[WHAT IS ASKED]:
Report each line of the data that has "text" somewhere in it.

— start INPUT DATA —

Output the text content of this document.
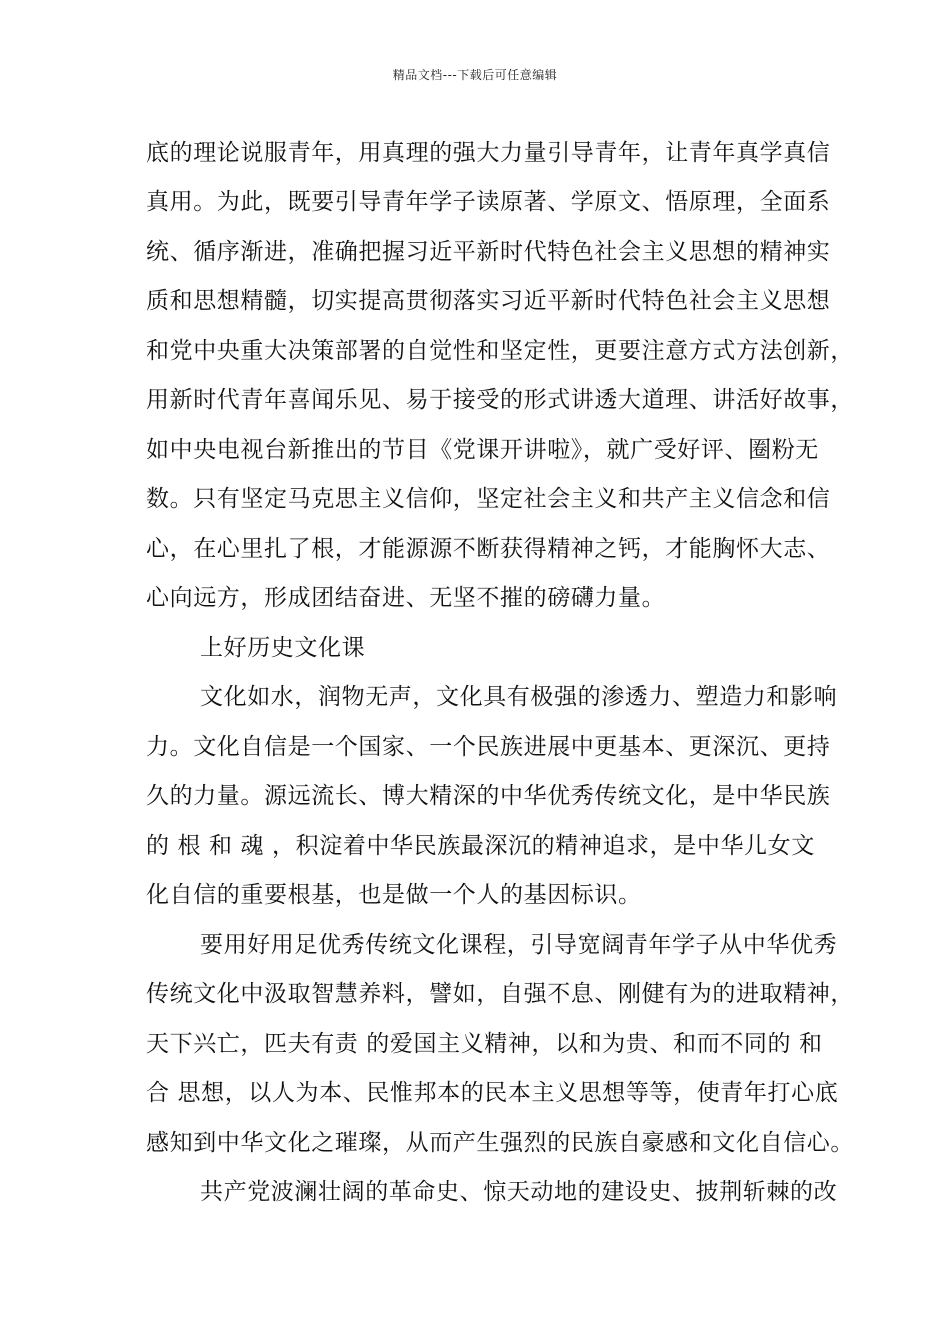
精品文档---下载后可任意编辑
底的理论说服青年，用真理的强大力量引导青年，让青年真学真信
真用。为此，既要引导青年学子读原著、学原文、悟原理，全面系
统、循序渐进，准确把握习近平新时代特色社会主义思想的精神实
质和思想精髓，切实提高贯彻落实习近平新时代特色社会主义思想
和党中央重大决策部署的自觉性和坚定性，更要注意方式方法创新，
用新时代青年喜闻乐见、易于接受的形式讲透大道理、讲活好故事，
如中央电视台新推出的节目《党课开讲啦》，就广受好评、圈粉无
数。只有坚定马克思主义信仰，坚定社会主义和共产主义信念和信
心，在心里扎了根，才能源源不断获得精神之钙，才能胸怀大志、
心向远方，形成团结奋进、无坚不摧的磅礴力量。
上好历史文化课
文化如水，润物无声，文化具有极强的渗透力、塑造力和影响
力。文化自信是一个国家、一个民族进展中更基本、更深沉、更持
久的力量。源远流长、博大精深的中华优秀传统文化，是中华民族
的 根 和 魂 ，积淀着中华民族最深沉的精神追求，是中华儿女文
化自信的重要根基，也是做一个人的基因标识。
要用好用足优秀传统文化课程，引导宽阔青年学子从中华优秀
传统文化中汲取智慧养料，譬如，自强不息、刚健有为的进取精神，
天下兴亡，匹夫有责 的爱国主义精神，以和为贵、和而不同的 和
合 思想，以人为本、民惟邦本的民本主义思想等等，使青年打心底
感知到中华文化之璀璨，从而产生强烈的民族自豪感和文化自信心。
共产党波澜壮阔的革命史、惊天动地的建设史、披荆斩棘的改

— end INPUT DATA —
— start INPUT DATA —

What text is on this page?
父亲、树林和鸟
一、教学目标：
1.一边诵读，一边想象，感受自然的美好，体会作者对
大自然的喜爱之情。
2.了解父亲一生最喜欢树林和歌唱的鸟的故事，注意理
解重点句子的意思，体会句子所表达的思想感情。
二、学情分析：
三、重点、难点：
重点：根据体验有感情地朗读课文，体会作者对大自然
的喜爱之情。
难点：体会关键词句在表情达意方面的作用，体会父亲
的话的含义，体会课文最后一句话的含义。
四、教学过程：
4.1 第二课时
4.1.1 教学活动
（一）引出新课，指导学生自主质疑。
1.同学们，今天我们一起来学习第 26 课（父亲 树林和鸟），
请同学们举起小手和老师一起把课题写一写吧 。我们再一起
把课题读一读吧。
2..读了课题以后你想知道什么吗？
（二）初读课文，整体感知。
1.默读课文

— end INPUT DATA —

[REPLY TO THE TASK]:
Output the text content of this document.
What text is on this page?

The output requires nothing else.